- [WHAT IS BEING ASKED]
Carry on the Jon Shortridge biography below, picking up right after its final sentence.
[begin TEXT PASSAGE]
= Jon Shortridge =

British civil servant

Sir Jon Deacon Shortridge KCB (born 10 April 1947) is a British civil servant. He served as the Permanent Secretary of the Welsh Office in March 1999 and of the National Assembly for Wales on its creation in May 1999. He became Permanent Secretary of the Welsh Assembly Government on its establishment as a separate institution in May 2007, and left the post at the end of April 2008. In 2009, he was brought back as interim Permanent Secretary of the Department for Innovation, Universities and Skills.

==Early life and education==
Shortridge was born in Chichester, Sussex, the son of Eric Creber Deacon Shortridge and Audrey Joan Hunt. He was educated at Chichester High School For Boys and has a degree (MA) in Philosophy, Politics and Economics from St Edmund Hall a college of Oxford University, and in Urban Design and Regional Planning (MSc) from the University of Edinburgh.

==Biography==
He joined the Welsh Office in 1984. Between 1987 and 1988 he was Private Secretary to two Secretaries of State for Wales, Nicholas Edwards and Peter Walker. From 1988 to 1992 he was Head of the Welsh Office’s Finance Division. He undertook the Senior Management Review of the Welsh Office in 1995, and was appointed Director of Economic Affairs in 1997, with responsibility for establishing the National Assembly for Wales.
[end TEXT PASSAGE]
[begin RECORD SET]
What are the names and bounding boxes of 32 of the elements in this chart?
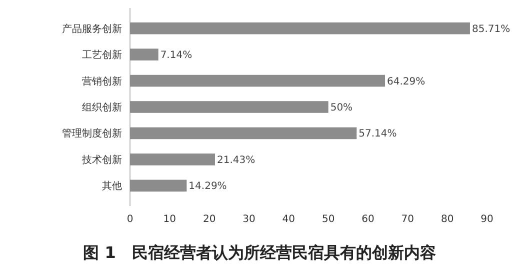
x-tick-label: 0 — [126, 214, 134, 225]
bar — [130, 101, 328, 113]
x-tick-label: 40 — [282, 214, 296, 225]
x-tick-label: 50 — [322, 214, 335, 225]
y-tick-label: 产品服务创新 — [62, 22, 122, 35]
y-tick-label: 工艺创新 — [82, 49, 122, 62]
x-tick-label: 20 — [202, 214, 216, 225]
y-tick-label: 其他 — [102, 180, 122, 192]
x-tick-label: 70 — [401, 214, 414, 225]
bar — [130, 48, 158, 60]
data-label: 21.43% — [217, 154, 256, 166]
x-tick-label: 30 — [242, 214, 256, 225]
bar — [130, 154, 216, 166]
bar — [130, 74, 386, 87]
y-tick-label: 组织创新 — [82, 102, 122, 114]
y-tick-label: 营销创新 — [82, 75, 122, 88]
y-tick-label: 技术创新 — [81, 154, 122, 166]
x-tick-label: 80 — [440, 214, 454, 225]
x-tick-label: 90 — [480, 214, 494, 225]
bar — [130, 22, 470, 34]
y-tick-label: 管理制度创新 — [62, 128, 122, 140]
bar — [130, 127, 357, 140]
data-label: 57.14% — [358, 128, 397, 140]
x-tick-label: 60 — [362, 214, 374, 225]
data-label: 7.14% — [160, 50, 192, 62]
text: 图 1 民宿经营者认为所经营民宿具有的创新内容 — [83, 243, 436, 262]
x-tick-label: 10 — [163, 214, 176, 225]
data-label: 50% — [330, 102, 353, 114]
data-label: 64.29% — [387, 76, 426, 88]
bar — [130, 180, 187, 192]
data-label: 85.71% — [472, 24, 510, 35]
data-label: 14.29% — [188, 181, 227, 192]
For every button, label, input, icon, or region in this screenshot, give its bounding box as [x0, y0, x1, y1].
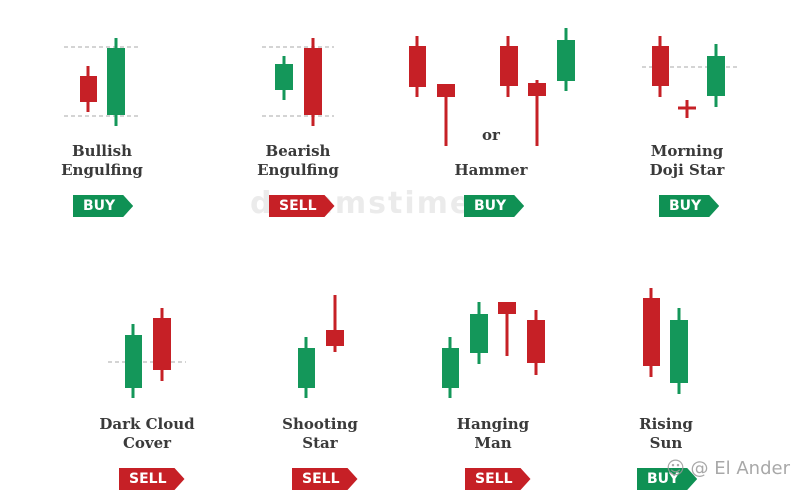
- candle-red: [304, 38, 322, 126]
- pattern-label-shooting-star: Shooting Star: [240, 415, 400, 453]
- candle-green: [557, 28, 575, 91]
- candle-red: [409, 36, 426, 97]
- candle-red: [500, 36, 518, 97]
- pattern-label-bearish-engulfing: Bearish Engulfing: [218, 142, 378, 180]
- buy-tag: BUY: [464, 195, 524, 217]
- sell-tag: SELL: [292, 468, 358, 490]
- label-line: Cover: [122, 434, 172, 452]
- hanging-man-candle-red: [498, 302, 516, 356]
- candle-green: [442, 337, 459, 398]
- candle-red: [153, 308, 171, 381]
- candle-red: [80, 66, 97, 112]
- candle-green: [107, 38, 125, 126]
- author-watermark: ☺ @ El Ander: [666, 458, 790, 479]
- doji-cross: [678, 100, 696, 118]
- shooting-star-candle-red: [326, 295, 344, 352]
- label-line: Shooting: [282, 415, 358, 433]
- label-line: Engulfing: [61, 161, 143, 179]
- or-text: or: [482, 126, 500, 144]
- sell-tag: SELL: [269, 195, 335, 217]
- candle-red: [527, 310, 545, 375]
- label-line: Dark Cloud: [99, 415, 195, 433]
- pattern-label-hanging-man: Hanging Man: [413, 415, 573, 453]
- buy-tag: BUY: [659, 195, 719, 217]
- label-line: Rising: [639, 415, 693, 433]
- candle-green: [298, 337, 315, 398]
- pattern-label-rising-sun: Rising Sun: [586, 415, 746, 453]
- candle-green: [670, 308, 688, 394]
- candle-green: [125, 324, 142, 398]
- label-line: Sun: [649, 434, 683, 452]
- label-line: Engulfing: [257, 161, 339, 179]
- pattern-label-bullish-engulfing: Bullish Engulfing: [22, 142, 182, 180]
- label-line: Morning: [650, 142, 724, 160]
- pattern-label-morning-doji-star: Morning Doji Star: [607, 142, 767, 180]
- candle-red: [652, 36, 669, 97]
- sell-tag: SELL: [119, 468, 185, 490]
- label-line: Hammer: [454, 161, 528, 179]
- candle-red: [643, 288, 660, 377]
- label-line: Star: [302, 434, 338, 452]
- label-line: Man: [474, 434, 512, 452]
- label-line: Hanging: [456, 415, 530, 433]
- pattern-label-hammer: Hammer: [411, 161, 571, 180]
- label-line: Doji Star: [649, 161, 725, 179]
- buy-tag: BUY: [637, 468, 697, 490]
- candle-green: [470, 302, 488, 364]
- sell-tag: SELL: [465, 468, 531, 490]
- pattern-label-dark-cloud-cover: Dark Cloud Cover: [67, 415, 227, 453]
- hammer-candle-red: [437, 84, 455, 146]
- candle-green: [707, 44, 725, 107]
- label-line: Bullish: [71, 142, 133, 160]
- label-line: Bearish: [265, 142, 331, 160]
- candle-green: [275, 56, 293, 100]
- hammer-candle-red: [528, 80, 546, 146]
- buy-tag: BUY: [73, 195, 133, 217]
[end RECORD SET]
- [EXPECTED OUTPUT]
He was appointed a Knight Commander of the Order of the Bath (KCB) in the 2002 Birthday Honours.

In December 2002, Sir Jon was summoned by the Audit Committee of the National Assembly for Wales in order to be questioned over delays and rising costs surrounding the construction of a new debating chamber, which was to become the Senedd. £250,000 of taxpayers' money was spent on a legal dispute with sacked architects, the Richard Rogers Partnership. He stated during the hearing that the design submitted by the Richard Rogers Partnership would not have been eligible for the original competition if the true costs had been known.

==Personal life==

Sir Jon married Diana Jean Gordon in 1972. They have a daughter, Clare (born 1975), and son, James (born 1978).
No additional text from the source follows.